• [Provided records]:
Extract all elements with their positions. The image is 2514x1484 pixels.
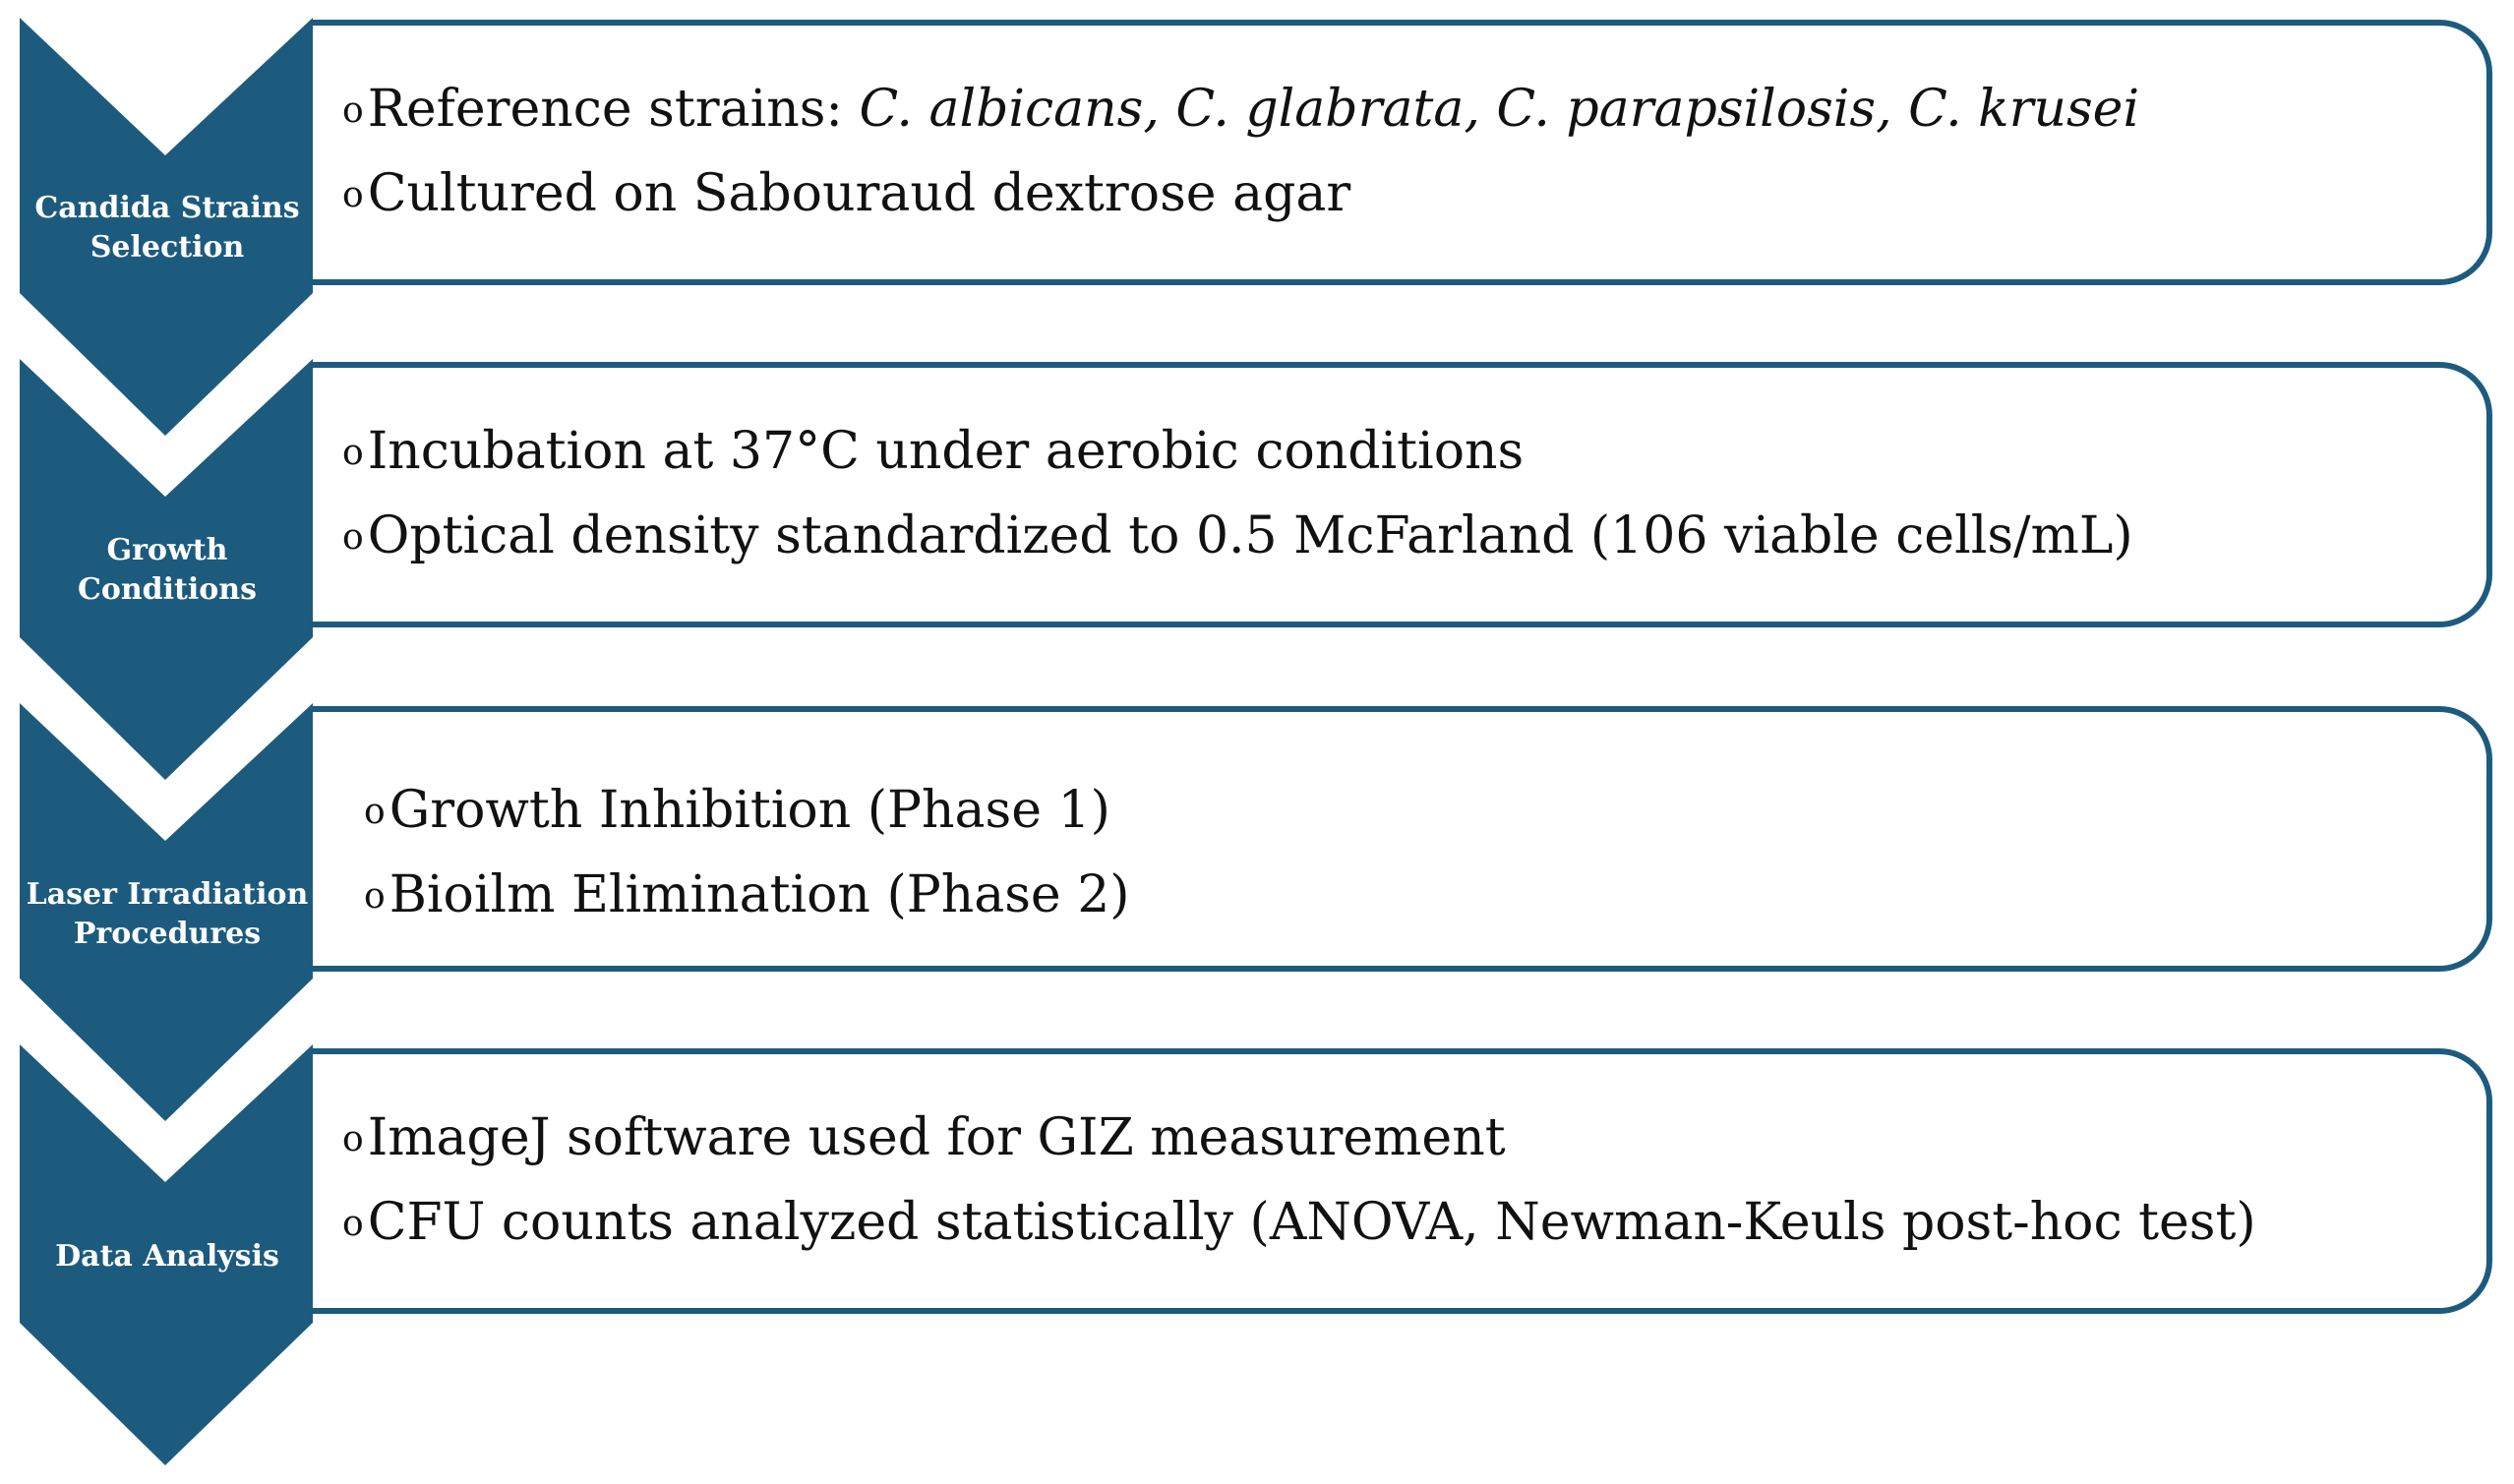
list-item [342, 769, 2486, 854]
bullet-icon: o [342, 517, 364, 558]
step-label-3: Laser Irradiation Procedures [26, 877, 309, 951]
step-box-1 [313, 20, 2492, 285]
step-label-1: Candida Strains Selection [34, 191, 300, 265]
list-item [342, 152, 2486, 237]
step-box-3 [313, 706, 2492, 972]
step-4-items [313, 1097, 2486, 1266]
bullet-icon: o [342, 433, 364, 473]
bullet-icon: o [342, 90, 364, 131]
list-item [342, 1097, 2486, 1181]
step-box-2 [313, 362, 2492, 627]
step-box-4 [313, 1048, 2492, 1314]
list-item [342, 68, 2486, 152]
item-text: Cultured on Sabouraud dextrose agar [367, 164, 1351, 223]
step-2-items [313, 410, 2486, 579]
item-text: Optical density standardized to 0.5 McFarland (106 viable cells/mL) [367, 506, 2133, 565]
bullet-icon: o [364, 792, 386, 832]
item-text: CFU counts analyzed statistically (ANOVA, Newman-Keuls post-hoc test) [367, 1193, 2256, 1252]
item-text: Incubation at 37°C under aerobic conditions [367, 422, 1525, 481]
bullet-icon: o [342, 175, 364, 215]
list-item [342, 1181, 2486, 1266]
item-text: ImageJ software used for GIZ measurement [367, 1108, 1506, 1167]
list-item [342, 854, 2486, 938]
item-text: Growth Inhibition (Phase 1) [389, 781, 1110, 840]
bullet-icon: o [364, 876, 386, 917]
step-label-2: Growth Conditions [77, 533, 258, 607]
bullet-icon: o [342, 1204, 364, 1244]
step-3-items [313, 740, 2486, 938]
step-1-items [313, 68, 2486, 237]
list-item [342, 495, 2486, 579]
step-label-4: Data Analysis [55, 1239, 279, 1274]
item-text-italic: C. albicans, C. glabrata, C. parapsilosis, C. krusei [859, 80, 2140, 139]
item-text: Bioilm Elimination (Phase 2) [389, 865, 1130, 924]
bullet-icon: o [342, 1119, 364, 1159]
item-text: Reference strains: [367, 80, 860, 139]
list-item [342, 410, 2486, 495]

• [Work instructions]:
Only the pictures are to be left out; everything else in the entries above must be duplicated exactly.

• [Task output]:
Extract all elements with their positions. The image is 2514x1484 pixels.
list-item [342, 769, 2486, 854]
bullet-icon: o [342, 517, 364, 558]
step-label-3: Laser Irradiation Procedures [26, 877, 309, 951]
step-box-1 [313, 20, 2492, 285]
step-label-1: Candida Strains Selection [34, 191, 300, 265]
list-item [342, 152, 2486, 237]
step-box-3 [313, 706, 2492, 972]
step-4-items [313, 1097, 2486, 1266]
bullet-icon: o [342, 433, 364, 473]
bullet-icon: o [342, 90, 364, 131]
list-item [342, 1097, 2486, 1181]
step-box-2 [313, 362, 2492, 627]
step-box-4 [313, 1048, 2492, 1314]
list-item [342, 68, 2486, 152]
item-text: Cultured on Sabouraud dextrose agar [367, 164, 1351, 223]
step-2-items [313, 410, 2486, 579]
item-text: Optical density standardized to 0.5 McFarland (106 viable cells/mL) [367, 506, 2133, 565]
bullet-icon: o [364, 792, 386, 832]
item-text: CFU counts analyzed statistically (ANOVA, Newman-Keuls post-hoc test) [367, 1193, 2256, 1252]
item-text: Incubation at 37°C under aerobic conditions [367, 422, 1525, 481]
bullet-icon: o [342, 175, 364, 215]
list-item [342, 1181, 2486, 1266]
item-text: ImageJ software used for GIZ measurement [367, 1108, 1506, 1167]
list-item [342, 854, 2486, 938]
item-text: Growth Inhibition (Phase 1) [389, 781, 1110, 840]
bullet-icon: o [364, 876, 386, 917]
step-label-2: Growth Conditions [77, 533, 258, 607]
bullet-icon: o [342, 1204, 364, 1244]
step-3-items [313, 740, 2486, 938]
step-1-items [313, 68, 2486, 237]
list-item [342, 495, 2486, 579]
step-label-4: Data Analysis [55, 1239, 279, 1274]
item-text-italic: C. albicans, C. glabrata, C. parapsilosis, C. krusei [859, 80, 2140, 139]
item-text: Bioilm Elimination (Phase 2) [389, 865, 1130, 924]
bullet-icon: o [342, 1119, 364, 1159]
item-text: Reference strains: [367, 80, 860, 139]
list-item [342, 410, 2486, 495]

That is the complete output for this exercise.